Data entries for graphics
-- Start --

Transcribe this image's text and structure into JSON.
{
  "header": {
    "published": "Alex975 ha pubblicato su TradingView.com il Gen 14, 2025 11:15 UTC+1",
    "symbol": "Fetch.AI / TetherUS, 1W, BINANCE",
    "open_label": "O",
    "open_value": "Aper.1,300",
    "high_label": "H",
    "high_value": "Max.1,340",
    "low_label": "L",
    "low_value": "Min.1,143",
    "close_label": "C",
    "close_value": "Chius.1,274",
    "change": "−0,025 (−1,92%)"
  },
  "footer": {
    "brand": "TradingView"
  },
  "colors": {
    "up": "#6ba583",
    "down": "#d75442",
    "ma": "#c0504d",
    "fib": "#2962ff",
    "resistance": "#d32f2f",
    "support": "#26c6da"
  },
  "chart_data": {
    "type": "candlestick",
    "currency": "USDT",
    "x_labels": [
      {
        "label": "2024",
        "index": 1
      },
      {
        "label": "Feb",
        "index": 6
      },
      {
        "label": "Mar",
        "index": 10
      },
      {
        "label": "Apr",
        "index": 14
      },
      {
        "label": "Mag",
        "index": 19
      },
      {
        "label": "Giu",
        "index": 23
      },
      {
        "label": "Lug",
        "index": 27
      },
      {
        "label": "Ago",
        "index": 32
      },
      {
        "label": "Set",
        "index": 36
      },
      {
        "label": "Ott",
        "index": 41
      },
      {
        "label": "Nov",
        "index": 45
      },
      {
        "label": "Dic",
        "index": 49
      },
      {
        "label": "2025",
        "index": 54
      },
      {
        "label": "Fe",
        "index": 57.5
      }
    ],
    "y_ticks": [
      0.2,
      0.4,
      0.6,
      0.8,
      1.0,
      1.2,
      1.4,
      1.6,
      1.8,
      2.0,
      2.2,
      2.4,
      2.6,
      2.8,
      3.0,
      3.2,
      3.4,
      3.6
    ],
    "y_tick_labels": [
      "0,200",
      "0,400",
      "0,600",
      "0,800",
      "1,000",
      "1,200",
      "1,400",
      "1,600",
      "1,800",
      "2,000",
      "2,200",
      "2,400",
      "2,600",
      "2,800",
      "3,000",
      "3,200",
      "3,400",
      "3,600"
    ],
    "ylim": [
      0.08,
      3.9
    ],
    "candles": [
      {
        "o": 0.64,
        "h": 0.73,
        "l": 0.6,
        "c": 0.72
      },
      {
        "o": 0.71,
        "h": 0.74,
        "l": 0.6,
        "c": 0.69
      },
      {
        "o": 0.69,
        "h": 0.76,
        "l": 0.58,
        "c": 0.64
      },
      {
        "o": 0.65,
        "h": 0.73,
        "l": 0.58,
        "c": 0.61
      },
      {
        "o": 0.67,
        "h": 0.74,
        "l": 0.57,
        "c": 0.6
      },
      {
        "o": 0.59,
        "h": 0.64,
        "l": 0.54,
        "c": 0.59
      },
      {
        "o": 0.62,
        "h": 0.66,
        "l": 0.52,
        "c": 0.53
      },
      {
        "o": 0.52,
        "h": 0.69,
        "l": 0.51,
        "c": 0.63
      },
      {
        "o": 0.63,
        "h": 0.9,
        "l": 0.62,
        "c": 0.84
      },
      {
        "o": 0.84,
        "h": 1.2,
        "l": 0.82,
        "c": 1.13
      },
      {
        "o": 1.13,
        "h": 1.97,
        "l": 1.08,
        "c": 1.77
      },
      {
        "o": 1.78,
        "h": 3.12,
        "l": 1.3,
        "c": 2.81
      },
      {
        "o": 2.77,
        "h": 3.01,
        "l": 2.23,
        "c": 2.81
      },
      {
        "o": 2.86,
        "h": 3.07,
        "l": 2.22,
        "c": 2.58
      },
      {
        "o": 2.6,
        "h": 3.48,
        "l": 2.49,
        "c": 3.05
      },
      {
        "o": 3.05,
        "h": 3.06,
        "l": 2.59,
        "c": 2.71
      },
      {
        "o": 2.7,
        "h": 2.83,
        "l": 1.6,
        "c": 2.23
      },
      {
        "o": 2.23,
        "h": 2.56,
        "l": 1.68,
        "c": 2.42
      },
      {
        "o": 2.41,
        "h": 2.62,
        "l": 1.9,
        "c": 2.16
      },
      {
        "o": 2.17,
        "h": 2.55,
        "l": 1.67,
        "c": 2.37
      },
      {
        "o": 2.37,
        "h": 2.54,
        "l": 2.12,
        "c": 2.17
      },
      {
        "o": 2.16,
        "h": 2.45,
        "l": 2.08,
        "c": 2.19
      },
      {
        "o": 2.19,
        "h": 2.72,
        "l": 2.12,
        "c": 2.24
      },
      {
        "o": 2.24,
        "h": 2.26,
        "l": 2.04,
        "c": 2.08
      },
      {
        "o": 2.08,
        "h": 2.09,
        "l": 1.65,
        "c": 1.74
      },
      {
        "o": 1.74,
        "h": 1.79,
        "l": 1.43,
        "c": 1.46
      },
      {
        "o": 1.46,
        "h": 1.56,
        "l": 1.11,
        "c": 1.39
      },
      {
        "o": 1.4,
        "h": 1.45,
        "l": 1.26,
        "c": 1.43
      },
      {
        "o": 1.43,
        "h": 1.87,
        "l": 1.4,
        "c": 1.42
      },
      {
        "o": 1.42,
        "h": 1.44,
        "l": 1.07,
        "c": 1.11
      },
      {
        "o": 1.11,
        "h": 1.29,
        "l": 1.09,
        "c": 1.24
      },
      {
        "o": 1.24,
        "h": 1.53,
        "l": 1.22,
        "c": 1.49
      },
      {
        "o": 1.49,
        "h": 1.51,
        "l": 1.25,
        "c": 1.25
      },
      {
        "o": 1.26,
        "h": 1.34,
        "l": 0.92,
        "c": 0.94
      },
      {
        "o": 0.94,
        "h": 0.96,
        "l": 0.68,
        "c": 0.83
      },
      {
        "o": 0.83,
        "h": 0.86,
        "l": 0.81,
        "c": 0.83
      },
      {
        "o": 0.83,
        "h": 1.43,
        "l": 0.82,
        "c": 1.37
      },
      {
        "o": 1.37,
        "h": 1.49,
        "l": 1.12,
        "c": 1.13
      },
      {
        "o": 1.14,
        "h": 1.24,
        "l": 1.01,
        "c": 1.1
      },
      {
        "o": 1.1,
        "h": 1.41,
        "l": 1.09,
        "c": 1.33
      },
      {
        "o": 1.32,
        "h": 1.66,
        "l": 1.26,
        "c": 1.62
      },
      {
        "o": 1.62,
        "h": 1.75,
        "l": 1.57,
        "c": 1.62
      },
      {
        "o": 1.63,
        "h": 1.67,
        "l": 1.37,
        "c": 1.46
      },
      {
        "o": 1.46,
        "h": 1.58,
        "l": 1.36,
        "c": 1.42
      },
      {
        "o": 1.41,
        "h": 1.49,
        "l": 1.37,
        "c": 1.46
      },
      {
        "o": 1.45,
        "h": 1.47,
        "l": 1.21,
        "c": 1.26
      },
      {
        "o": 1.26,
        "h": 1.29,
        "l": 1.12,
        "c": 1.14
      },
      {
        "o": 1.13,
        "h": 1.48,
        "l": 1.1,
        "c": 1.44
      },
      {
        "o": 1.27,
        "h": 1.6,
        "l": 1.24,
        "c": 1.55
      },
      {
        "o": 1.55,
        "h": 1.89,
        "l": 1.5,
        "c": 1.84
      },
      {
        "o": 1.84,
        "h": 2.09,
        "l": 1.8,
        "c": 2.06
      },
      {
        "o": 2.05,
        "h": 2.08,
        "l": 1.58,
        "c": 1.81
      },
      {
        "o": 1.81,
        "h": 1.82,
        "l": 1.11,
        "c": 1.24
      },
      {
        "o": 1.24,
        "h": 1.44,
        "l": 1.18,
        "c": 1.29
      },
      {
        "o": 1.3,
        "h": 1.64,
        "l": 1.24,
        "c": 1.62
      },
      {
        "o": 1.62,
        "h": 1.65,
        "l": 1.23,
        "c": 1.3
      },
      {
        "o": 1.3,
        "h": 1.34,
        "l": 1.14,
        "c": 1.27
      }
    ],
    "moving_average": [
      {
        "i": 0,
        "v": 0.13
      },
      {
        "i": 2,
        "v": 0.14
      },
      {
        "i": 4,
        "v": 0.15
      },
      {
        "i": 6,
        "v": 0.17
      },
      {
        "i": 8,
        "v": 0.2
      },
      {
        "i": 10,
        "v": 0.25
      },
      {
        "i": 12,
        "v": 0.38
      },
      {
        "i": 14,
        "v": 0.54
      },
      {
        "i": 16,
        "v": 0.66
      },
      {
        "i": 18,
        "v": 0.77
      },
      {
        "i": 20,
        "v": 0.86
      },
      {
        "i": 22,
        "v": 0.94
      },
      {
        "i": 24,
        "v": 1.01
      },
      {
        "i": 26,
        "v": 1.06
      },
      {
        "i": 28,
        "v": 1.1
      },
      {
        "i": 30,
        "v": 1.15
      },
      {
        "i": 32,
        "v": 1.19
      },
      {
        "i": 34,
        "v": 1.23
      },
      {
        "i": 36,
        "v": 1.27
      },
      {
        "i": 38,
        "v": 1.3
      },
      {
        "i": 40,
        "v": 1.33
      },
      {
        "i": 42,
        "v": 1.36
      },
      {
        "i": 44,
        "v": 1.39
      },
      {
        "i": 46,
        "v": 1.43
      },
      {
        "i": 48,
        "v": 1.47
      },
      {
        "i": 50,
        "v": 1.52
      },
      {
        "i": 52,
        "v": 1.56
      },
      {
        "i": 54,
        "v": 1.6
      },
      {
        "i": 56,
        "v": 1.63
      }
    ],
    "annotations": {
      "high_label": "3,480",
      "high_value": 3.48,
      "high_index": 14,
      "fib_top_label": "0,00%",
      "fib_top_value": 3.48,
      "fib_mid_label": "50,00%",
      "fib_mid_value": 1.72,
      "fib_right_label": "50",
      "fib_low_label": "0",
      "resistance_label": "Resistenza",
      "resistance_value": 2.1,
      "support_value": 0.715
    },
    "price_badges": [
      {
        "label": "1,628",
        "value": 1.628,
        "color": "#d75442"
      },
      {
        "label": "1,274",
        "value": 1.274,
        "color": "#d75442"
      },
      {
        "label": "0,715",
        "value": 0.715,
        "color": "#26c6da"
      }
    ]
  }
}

-- End --

- Problem -
Tally the lines of the material above that contain the word "TradingView" and report the total alone.

- Completed task -
2